Directions for this task » Your task is to write out the complete listing exactly as it is shown.

Exercise materials »
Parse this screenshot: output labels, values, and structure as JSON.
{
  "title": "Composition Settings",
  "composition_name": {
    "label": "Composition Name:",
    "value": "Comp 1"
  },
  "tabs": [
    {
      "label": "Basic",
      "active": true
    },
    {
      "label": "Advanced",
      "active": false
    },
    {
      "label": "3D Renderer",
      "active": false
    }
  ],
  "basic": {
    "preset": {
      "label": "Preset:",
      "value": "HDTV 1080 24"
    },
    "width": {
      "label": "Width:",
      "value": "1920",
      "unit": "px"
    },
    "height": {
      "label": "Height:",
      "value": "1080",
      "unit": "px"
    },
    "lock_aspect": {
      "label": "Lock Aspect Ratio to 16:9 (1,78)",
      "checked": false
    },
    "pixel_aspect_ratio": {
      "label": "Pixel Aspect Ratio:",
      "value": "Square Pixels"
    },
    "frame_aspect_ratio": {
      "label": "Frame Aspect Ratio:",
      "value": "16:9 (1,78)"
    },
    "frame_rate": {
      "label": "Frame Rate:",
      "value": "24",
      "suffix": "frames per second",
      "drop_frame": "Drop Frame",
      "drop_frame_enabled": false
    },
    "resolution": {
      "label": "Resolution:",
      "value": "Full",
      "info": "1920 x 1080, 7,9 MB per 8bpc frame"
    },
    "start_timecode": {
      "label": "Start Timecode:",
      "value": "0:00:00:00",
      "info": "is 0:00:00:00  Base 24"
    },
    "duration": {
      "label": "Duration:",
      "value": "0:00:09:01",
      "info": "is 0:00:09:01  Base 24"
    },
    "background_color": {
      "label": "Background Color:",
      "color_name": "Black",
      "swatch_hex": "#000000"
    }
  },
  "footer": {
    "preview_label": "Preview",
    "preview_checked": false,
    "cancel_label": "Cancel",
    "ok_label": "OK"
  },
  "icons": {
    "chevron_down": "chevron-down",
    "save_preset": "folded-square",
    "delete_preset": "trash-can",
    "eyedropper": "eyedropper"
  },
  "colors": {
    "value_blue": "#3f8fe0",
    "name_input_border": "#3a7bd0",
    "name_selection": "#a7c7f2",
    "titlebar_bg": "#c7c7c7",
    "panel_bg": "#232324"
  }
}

Answer to the problem »
Parse this screenshot: output labels, values, and structure as JSON.
{
  "title": "Composition Settings",
  "composition_name": {
    "label": "Composition Name:",
    "value": "Comp 1"
  },
  "tabs": [
    {
      "label": "Basic",
      "active": true
    },
    {
      "label": "Advanced",
      "active": false
    },
    {
      "label": "3D Renderer",
      "active": false
    }
  ],
  "basic": {
    "preset": {
      "label": "Preset:",
      "value": "HDTV 1080 24"
    },
    "width": {
      "label": "Width:",
      "value": "1920",
      "unit": "px"
    },
    "height": {
      "label": "Height:",
      "value": "1080",
      "unit": "px"
    },
    "lock_aspect": {
      "label": "Lock Aspect Ratio to 16:9 (1,78)",
      "checked": false
    },
    "pixel_aspect_ratio": {
      "label": "Pixel Aspect Ratio:",
      "value": "Square Pixels"
    },
    "frame_aspect_ratio": {
      "label": "Frame Aspect Ratio:",
      "value": "16:9 (1,78)"
    },
    "frame_rate": {
      "label": "Frame Rate:",
      "value": "24",
      "suffix": "frames per second",
      "drop_frame": "Drop Frame",
      "drop_frame_enabled": false
    },
    "resolution": {
      "label": "Resolution:",
      "value": "Full",
      "info": "1920 x 1080, 7,9 MB per 8bpc frame"
    },
    "start_timecode": {
      "label": "Start Timecode:",
      "value": "0:00:00:00",
      "info": "is 0:00:00:00  Base 24"
    },
    "duration": {
      "label": "Duration:",
      "value": "0:00:09:01",
      "info": "is 0:00:09:01  Base 24"
    },
    "background_color": {
      "label": "Background Color:",
      "color_name": "Black",
      "swatch_hex": "#000000"
    }
  },
  "footer": {
    "preview_label": "Preview",
    "preview_checked": false,
    "cancel_label": "Cancel",
    "ok_label": "OK"
  },
  "icons": {
    "chevron_down": "chevron-down",
    "save_preset": "folded-square",
    "delete_preset": "trash-can",
    "eyedropper": "eyedropper"
  },
  "colors": {
    "value_blue": "#3f8fe0",
    "name_input_border": "#3a7bd0",
    "name_selection": "#a7c7f2",
    "titlebar_bg": "#c7c7c7",
    "panel_bg": "#232324"
  }
}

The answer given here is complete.